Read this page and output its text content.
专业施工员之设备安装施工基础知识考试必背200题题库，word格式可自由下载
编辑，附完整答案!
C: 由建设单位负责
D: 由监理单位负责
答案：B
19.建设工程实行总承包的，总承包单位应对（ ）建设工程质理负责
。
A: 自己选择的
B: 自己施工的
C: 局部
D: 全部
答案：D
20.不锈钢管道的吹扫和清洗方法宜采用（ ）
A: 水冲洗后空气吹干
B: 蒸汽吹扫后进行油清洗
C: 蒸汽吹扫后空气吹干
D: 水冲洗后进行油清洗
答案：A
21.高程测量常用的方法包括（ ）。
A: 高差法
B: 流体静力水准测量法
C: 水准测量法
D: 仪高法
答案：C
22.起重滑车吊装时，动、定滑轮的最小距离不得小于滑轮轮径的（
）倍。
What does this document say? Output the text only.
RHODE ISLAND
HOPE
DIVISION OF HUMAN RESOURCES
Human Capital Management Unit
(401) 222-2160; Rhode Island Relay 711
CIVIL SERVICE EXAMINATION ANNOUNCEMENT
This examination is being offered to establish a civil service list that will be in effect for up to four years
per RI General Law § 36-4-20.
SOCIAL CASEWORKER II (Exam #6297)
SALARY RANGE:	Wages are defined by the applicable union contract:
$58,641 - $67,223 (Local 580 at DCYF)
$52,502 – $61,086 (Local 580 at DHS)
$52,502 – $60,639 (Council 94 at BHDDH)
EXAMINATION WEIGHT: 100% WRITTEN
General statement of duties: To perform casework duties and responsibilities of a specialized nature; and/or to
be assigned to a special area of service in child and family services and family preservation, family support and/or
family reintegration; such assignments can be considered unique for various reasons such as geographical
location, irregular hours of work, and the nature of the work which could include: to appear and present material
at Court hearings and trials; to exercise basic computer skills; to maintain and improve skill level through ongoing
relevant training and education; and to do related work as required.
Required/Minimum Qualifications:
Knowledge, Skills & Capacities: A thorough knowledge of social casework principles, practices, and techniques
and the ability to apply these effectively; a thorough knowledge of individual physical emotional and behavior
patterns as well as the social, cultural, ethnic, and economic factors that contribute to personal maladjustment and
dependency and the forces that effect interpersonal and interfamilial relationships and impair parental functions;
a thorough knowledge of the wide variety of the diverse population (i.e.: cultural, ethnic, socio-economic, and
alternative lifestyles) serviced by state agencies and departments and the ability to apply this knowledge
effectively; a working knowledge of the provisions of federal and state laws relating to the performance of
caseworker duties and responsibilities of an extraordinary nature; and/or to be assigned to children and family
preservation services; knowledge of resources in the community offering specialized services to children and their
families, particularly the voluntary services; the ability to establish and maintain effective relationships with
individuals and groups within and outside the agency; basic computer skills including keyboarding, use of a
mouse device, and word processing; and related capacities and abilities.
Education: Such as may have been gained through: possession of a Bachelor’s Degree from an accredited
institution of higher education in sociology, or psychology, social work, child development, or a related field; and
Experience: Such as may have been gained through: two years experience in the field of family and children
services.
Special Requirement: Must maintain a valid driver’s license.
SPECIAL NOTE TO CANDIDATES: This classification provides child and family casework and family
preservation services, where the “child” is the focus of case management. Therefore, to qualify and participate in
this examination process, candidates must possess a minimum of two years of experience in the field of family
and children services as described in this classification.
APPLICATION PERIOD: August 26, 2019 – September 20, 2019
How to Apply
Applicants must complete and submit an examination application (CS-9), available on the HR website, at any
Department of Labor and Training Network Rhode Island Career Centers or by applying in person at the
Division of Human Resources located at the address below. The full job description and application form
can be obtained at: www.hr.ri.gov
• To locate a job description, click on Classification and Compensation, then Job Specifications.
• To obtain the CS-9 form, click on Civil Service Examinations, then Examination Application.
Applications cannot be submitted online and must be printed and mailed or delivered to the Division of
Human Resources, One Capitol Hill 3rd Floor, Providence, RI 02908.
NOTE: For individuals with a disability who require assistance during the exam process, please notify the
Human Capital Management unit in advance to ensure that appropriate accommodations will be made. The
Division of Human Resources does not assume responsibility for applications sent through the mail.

**Task brief**. Where a line of the material above holds the string "assigned", copy that line.

**Finished answer**.
be assigned to a special area of service in child and family services and family preservation, family support and/or
caseworker duties and responsibilities of an extraordinary nature; and/or to be assigned to children and family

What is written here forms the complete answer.